● Set exercise: Write out all of the data exactly as it appears.
[Task input start]
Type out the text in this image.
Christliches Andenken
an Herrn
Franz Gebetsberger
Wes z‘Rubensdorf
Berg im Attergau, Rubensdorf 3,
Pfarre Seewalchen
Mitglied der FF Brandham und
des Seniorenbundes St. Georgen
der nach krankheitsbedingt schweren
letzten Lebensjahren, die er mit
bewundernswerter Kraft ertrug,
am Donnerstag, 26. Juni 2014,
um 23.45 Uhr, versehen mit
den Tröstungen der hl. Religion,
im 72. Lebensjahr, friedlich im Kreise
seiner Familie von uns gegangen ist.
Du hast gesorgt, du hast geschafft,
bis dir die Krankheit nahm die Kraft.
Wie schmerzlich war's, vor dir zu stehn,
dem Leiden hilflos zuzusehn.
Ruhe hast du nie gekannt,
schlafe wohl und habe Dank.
[Task input end]
● Output for this task:
Type out the text in this image.
Christliches Andenken
an Herrn
Franz Gebetsberger
Wes z‘Rubensdorf
Berg im Attergau, Rubensdorf 3,
Pfarre Seewalchen
Mitglied der FF Brandham und
des Seniorenbundes St. Georgen
der nach krankheitsbedingt schweren
letzten Lebensjahren, die er mit
bewundernswerter Kraft ertrug,
am Donnerstag, 26. Juni 2014,
um 23.45 Uhr, versehen mit
den Tröstungen der hl. Religion,
im 72. Lebensjahr, friedlich im Kreise
seiner Familie von uns gegangen ist.
Du hast gesorgt, du hast geschafft,
bis dir die Krankheit nahm die Kraft.
Wie schmerzlich war's, vor dir zu stehn,
dem Leiden hilflos zuzusehn.
Ruhe hast du nie gekannt,
schlafe wohl und habe Dank.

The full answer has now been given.